=== Listed records ===
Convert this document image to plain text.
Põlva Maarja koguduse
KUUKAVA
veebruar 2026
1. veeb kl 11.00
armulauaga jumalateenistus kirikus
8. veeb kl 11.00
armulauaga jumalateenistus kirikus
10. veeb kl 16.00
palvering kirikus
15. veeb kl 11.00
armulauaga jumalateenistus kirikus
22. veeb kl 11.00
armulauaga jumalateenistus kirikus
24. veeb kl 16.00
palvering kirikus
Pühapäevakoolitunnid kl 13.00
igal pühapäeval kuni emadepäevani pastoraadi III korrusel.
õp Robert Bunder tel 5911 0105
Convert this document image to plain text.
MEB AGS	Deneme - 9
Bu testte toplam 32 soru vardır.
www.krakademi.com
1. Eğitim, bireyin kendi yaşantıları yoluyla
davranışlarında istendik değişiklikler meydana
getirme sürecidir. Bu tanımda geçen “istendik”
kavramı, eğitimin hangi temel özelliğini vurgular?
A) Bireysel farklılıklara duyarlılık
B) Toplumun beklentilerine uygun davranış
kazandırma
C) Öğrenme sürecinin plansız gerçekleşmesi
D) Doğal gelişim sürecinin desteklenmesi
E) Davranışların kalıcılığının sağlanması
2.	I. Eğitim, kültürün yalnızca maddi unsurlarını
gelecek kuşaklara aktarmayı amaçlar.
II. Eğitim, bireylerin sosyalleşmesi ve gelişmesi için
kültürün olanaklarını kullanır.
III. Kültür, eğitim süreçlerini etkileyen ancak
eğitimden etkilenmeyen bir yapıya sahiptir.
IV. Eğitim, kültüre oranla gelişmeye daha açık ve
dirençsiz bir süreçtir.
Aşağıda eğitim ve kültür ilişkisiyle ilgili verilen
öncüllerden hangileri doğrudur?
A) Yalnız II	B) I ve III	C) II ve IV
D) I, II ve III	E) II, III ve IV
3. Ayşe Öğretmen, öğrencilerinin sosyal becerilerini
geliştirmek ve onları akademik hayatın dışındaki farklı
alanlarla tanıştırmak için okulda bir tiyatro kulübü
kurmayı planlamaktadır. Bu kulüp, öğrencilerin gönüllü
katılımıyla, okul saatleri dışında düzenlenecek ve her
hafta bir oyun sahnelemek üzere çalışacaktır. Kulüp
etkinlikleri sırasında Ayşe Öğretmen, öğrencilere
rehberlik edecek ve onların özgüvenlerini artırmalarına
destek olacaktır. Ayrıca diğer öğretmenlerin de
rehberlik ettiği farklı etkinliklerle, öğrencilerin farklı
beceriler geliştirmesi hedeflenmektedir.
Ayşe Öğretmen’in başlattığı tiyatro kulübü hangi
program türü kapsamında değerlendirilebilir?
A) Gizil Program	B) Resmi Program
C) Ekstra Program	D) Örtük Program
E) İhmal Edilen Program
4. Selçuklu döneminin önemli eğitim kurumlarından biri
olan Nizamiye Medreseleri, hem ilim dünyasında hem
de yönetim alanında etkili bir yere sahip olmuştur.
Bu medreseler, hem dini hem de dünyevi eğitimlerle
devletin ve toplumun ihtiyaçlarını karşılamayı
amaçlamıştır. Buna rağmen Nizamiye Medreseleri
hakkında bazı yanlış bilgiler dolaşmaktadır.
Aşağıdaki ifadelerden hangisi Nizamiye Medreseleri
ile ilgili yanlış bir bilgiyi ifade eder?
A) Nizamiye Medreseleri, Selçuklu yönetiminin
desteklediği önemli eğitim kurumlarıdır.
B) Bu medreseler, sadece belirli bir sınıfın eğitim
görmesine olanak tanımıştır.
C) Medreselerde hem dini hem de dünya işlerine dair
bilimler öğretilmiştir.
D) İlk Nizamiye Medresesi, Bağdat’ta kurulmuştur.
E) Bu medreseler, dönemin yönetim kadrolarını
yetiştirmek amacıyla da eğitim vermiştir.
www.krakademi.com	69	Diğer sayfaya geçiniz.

=== Problem to work on ===
Tally the lines of the records holding the word "dini", then give only the resulting number.

=== Written answer ===
2